**Stated task**
Every line of the records below should be restated exactly.

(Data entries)
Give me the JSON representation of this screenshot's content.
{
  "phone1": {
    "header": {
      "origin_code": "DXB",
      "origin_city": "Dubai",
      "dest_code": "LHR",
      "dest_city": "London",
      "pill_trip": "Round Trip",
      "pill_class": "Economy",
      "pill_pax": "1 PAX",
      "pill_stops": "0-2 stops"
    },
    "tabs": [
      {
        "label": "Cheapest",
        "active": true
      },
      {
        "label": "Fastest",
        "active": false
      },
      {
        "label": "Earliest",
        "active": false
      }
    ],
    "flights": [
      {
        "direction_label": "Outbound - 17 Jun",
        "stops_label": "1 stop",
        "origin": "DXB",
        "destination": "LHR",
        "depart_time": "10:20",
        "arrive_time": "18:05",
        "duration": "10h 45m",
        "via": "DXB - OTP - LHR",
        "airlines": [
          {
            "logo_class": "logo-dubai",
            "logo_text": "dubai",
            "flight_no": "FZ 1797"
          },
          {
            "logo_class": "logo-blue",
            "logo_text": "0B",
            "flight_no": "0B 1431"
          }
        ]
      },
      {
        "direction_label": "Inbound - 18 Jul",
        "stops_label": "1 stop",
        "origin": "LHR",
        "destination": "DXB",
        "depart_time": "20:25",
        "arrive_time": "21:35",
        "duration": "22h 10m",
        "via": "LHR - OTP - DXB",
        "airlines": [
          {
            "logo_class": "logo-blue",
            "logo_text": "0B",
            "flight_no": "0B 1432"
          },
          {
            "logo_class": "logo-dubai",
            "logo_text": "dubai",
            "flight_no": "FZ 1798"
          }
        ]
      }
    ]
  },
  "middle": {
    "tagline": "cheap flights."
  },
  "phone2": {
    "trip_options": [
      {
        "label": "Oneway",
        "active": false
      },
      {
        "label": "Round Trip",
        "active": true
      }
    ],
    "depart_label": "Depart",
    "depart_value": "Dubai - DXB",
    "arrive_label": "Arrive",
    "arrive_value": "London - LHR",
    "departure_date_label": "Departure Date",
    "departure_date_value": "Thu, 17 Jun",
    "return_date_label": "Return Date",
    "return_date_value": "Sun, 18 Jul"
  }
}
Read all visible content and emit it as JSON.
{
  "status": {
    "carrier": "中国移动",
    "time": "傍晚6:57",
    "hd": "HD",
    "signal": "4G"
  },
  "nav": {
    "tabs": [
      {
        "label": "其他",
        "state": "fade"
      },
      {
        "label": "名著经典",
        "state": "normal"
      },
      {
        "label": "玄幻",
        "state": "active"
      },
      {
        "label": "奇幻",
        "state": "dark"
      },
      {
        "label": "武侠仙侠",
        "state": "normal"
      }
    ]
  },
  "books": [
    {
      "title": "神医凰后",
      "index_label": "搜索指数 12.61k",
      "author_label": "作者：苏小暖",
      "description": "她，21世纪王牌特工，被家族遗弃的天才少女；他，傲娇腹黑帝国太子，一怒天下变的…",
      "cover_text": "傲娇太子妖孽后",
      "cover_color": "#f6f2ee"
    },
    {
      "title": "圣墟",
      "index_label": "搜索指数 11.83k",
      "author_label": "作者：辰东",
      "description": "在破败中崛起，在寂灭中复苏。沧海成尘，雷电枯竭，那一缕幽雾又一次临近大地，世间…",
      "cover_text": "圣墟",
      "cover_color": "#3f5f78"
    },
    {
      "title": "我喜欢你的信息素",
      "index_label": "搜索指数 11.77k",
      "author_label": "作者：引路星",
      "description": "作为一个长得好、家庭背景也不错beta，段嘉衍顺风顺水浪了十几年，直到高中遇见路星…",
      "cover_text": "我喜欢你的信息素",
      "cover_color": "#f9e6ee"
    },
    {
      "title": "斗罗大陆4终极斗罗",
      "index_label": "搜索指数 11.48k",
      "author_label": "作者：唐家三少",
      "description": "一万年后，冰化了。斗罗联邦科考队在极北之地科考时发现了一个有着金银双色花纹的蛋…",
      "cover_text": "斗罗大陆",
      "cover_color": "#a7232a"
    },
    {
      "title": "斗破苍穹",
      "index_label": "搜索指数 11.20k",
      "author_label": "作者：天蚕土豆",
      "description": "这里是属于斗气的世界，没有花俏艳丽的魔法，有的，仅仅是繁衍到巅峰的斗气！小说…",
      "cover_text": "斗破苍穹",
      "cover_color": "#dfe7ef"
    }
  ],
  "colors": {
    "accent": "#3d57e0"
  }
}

**The result**
Give me the JSON representation of this screenshot's content.
{
  "phone1": {
    "header": {
      "origin_code": "DXB",
      "origin_city": "Dubai",
      "dest_code": "LHR",
      "dest_city": "London",
      "pill_trip": "Round Trip",
      "pill_class": "Economy",
      "pill_pax": "1 PAX",
      "pill_stops": "0-2 stops"
    },
    "tabs": [
      {
        "label": "Cheapest",
        "active": true
      },
      {
        "label": "Fastest",
        "active": false
      },
      {
        "label": "Earliest",
        "active": false
      }
    ],
    "flights": [
      {
        "direction_label": "Outbound - 17 Jun",
        "stops_label": "1 stop",
        "origin": "DXB",
        "destination": "LHR",
        "depart_time": "10:20",
        "arrive_time": "18:05",
        "duration": "10h 45m",
        "via": "DXB - OTP - LHR",
        "airlines": [
          {
            "logo_class": "logo-dubai",
            "logo_text": "dubai",
            "flight_no": "FZ 1797"
          },
          {
            "logo_class": "logo-blue",
            "logo_text": "0B",
            "flight_no": "0B 1431"
          }
        ]
      },
      {
        "direction_label": "Inbound - 18 Jul",
        "stops_label": "1 stop",
        "origin": "LHR",
        "destination": "DXB",
        "depart_time": "20:25",
        "arrive_time": "21:35",
        "duration": "22h 10m",
        "via": "LHR - OTP - DXB",
        "airlines": [
          {
            "logo_class": "logo-blue",
            "logo_text": "0B",
            "flight_no": "0B 1432"
          },
          {
            "logo_class": "logo-dubai",
            "logo_text": "dubai",
            "flight_no": "FZ 1798"
          }
        ]
      }
    ]
  },
  "middle": {
    "tagline": "cheap flights."
  },
  "phone2": {
    "trip_options": [
      {
        "label": "Oneway",
        "active": false
      },
      {
        "label": "Round Trip",
        "active": true
      }
    ],
    "depart_label": "Depart",
    "depart_value": "Dubai - DXB",
    "arrive_label": "Arrive",
    "arrive_value": "London - LHR",
    "departure_date_label": "Departure Date",
    "departure_date_value": "Thu, 17 Jun",
    "return_date_label": "Return Date",
    "return_date_value": "Sun, 18 Jul"
  }
}
Read all visible content and emit it as JSON.
{
  "status": {
    "carrier": "中国移动",
    "time": "傍晚6:57",
    "hd": "HD",
    "signal": "4G"
  },
  "nav": {
    "tabs": [
      {
        "label": "其他",
        "state": "fade"
      },
      {
        "label": "名著经典",
        "state": "normal"
      },
      {
        "label": "玄幻",
        "state": "active"
      },
      {
        "label": "奇幻",
        "state": "dark"
      },
      {
        "label": "武侠仙侠",
        "state": "normal"
      }
    ]
  },
  "books": [
    {
      "title": "神医凰后",
      "index_label": "搜索指数 12.61k",
      "author_label": "作者：苏小暖",
      "description": "她，21世纪王牌特工，被家族遗弃的天才少女；他，傲娇腹黑帝国太子，一怒天下变的…",
      "cover_text": "傲娇太子妖孽后",
      "cover_color": "#f6f2ee"
    },
    {
      "title": "圣墟",
      "index_label": "搜索指数 11.83k",
      "author_label": "作者：辰东",
      "description": "在破败中崛起，在寂灭中复苏。沧海成尘，雷电枯竭，那一缕幽雾又一次临近大地，世间…",
      "cover_text": "圣墟",
      "cover_color": "#3f5f78"
    },
    {
      "title": "我喜欢你的信息素",
      "index_label": "搜索指数 11.77k",
      "author_label": "作者：引路星",
      "description": "作为一个长得好、家庭背景也不错beta，段嘉衍顺风顺水浪了十几年，直到高中遇见路星…",
      "cover_text": "我喜欢你的信息素",
      "cover_color": "#f9e6ee"
    },
    {
      "title": "斗罗大陆4终极斗罗",
      "index_label": "搜索指数 11.48k",
      "author_label": "作者：唐家三少",
      "description": "一万年后，冰化了。斗罗联邦科考队在极北之地科考时发现了一个有着金银双色花纹的蛋…",
      "cover_text": "斗罗大陆",
      "cover_color": "#a7232a"
    },
    {
      "title": "斗破苍穹",
      "index_label": "搜索指数 11.20k",
      "author_label": "作者：天蚕土豆",
      "description": "这里是属于斗气的世界，没有花俏艳丽的魔法，有的，仅仅是繁衍到巅峰的斗气！小说…",
      "cover_text": "斗破苍穹",
      "cover_color": "#dfe7ef"
    }
  ],
  "colors": {
    "accent": "#3d57e0"
  }
}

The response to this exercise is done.